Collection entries
## Start

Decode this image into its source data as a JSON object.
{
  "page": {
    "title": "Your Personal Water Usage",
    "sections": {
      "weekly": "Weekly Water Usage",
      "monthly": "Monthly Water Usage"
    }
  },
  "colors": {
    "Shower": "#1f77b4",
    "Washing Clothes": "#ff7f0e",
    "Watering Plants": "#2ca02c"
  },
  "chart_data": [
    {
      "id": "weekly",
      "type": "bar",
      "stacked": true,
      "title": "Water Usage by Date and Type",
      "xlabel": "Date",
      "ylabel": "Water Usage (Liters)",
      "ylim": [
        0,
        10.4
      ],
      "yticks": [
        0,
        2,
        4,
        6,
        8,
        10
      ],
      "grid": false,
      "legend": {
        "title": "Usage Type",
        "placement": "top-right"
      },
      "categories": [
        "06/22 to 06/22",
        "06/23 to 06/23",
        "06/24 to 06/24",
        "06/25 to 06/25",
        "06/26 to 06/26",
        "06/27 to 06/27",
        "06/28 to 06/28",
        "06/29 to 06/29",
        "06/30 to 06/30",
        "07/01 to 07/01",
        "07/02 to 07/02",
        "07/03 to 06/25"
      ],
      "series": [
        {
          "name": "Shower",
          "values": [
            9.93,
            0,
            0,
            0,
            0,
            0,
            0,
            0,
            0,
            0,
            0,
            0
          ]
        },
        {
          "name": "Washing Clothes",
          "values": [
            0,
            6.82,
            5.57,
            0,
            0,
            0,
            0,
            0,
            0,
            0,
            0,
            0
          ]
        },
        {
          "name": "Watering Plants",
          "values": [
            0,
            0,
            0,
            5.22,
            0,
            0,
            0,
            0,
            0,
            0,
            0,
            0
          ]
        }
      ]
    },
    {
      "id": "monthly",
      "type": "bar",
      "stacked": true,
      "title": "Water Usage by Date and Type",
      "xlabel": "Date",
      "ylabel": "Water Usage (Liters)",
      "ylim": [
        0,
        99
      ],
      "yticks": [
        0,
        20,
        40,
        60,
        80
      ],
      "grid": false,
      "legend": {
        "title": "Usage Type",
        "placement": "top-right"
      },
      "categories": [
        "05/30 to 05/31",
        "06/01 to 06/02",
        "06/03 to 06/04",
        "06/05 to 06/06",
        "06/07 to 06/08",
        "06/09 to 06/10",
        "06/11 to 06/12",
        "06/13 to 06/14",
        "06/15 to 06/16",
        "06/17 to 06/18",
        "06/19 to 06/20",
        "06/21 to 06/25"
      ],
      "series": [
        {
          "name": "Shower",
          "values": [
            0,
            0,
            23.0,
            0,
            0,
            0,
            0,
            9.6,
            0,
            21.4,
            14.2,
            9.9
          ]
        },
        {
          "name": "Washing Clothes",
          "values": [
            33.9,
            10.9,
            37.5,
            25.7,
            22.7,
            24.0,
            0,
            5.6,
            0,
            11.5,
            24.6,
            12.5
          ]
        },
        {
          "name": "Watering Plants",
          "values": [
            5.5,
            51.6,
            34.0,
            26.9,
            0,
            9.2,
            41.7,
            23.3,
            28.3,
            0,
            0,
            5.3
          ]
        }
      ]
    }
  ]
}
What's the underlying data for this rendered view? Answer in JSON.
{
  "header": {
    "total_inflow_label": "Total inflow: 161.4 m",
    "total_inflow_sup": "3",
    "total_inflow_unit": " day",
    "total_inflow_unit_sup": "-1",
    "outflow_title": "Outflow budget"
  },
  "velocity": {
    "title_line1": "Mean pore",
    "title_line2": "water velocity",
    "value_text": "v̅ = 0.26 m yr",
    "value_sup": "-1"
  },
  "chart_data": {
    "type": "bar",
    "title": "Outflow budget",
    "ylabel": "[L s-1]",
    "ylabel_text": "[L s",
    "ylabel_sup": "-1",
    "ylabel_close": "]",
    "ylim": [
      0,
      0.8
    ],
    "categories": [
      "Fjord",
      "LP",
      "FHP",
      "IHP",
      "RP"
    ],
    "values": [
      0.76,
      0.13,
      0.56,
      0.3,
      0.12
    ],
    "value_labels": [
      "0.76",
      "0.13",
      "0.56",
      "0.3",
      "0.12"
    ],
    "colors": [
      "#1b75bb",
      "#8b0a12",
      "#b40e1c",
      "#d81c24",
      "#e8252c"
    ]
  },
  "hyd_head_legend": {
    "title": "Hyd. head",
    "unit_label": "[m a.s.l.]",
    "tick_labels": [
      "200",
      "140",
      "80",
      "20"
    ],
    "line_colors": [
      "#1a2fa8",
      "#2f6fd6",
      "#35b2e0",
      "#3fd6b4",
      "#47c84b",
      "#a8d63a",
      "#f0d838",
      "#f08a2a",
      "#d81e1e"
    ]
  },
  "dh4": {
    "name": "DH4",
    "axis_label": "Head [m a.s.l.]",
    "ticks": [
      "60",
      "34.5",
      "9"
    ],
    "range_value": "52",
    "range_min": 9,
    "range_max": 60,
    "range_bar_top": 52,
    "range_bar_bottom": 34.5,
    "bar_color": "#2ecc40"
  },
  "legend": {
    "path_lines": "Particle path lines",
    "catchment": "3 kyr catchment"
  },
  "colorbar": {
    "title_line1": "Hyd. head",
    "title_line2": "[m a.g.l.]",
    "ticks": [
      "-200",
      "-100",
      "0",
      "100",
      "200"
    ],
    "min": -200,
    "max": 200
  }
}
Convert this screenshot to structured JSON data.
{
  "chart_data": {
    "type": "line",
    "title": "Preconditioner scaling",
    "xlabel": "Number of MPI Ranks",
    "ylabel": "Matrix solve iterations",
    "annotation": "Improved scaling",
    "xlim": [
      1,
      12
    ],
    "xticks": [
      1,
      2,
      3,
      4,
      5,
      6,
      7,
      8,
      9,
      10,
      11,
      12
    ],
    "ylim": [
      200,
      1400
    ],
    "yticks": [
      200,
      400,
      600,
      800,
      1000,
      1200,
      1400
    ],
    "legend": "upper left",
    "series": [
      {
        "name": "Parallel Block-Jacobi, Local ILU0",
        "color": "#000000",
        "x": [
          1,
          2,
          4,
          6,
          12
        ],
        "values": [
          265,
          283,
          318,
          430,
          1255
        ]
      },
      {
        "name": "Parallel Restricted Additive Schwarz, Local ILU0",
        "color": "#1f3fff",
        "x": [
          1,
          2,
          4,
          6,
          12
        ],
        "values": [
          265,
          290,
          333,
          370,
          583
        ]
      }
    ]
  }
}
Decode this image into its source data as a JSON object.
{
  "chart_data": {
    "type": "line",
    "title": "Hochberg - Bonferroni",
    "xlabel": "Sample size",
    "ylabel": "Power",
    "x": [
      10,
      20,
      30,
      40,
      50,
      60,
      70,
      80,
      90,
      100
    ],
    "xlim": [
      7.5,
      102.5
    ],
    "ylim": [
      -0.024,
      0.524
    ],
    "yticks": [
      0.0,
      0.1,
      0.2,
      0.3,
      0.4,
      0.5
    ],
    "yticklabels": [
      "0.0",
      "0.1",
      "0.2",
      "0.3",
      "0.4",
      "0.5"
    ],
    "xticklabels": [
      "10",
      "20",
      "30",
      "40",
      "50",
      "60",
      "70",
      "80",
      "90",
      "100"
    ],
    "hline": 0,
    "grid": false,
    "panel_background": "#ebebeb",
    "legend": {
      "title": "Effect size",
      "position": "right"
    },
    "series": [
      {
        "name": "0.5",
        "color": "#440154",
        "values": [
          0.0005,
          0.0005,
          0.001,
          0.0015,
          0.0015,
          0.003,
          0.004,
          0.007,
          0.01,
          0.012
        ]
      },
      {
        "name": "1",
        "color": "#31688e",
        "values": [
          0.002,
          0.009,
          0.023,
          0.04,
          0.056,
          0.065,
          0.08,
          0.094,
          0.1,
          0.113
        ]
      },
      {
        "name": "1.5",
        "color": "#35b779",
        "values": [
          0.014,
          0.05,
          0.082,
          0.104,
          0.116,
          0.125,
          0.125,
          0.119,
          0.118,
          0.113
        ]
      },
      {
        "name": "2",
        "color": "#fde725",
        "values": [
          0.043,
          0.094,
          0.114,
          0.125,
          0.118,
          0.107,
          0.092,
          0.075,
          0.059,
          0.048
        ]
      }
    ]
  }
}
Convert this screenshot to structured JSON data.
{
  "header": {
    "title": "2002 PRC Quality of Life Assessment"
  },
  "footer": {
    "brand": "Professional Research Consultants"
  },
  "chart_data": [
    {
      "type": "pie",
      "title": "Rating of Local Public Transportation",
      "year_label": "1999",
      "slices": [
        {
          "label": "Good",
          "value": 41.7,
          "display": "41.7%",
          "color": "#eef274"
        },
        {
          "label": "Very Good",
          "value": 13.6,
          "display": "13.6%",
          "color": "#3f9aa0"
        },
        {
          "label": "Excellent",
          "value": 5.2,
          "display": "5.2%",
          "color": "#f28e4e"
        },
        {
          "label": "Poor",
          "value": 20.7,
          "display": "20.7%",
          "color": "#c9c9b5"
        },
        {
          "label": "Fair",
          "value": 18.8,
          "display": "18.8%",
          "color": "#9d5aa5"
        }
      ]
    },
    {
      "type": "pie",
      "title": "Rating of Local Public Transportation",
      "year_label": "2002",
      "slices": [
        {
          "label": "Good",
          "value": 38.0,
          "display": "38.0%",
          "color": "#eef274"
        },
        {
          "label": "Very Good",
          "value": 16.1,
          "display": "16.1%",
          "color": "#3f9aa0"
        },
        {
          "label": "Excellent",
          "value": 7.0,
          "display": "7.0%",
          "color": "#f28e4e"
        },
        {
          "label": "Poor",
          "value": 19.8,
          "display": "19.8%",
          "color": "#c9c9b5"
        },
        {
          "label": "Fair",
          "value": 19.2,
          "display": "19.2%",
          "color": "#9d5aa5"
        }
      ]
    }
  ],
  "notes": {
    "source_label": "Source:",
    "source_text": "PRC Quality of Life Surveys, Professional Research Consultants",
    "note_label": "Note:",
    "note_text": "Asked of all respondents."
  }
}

## End

Prompt: Tally up the lines in the records containing the word "monthly", then give the count and nothing else.

Task output: 2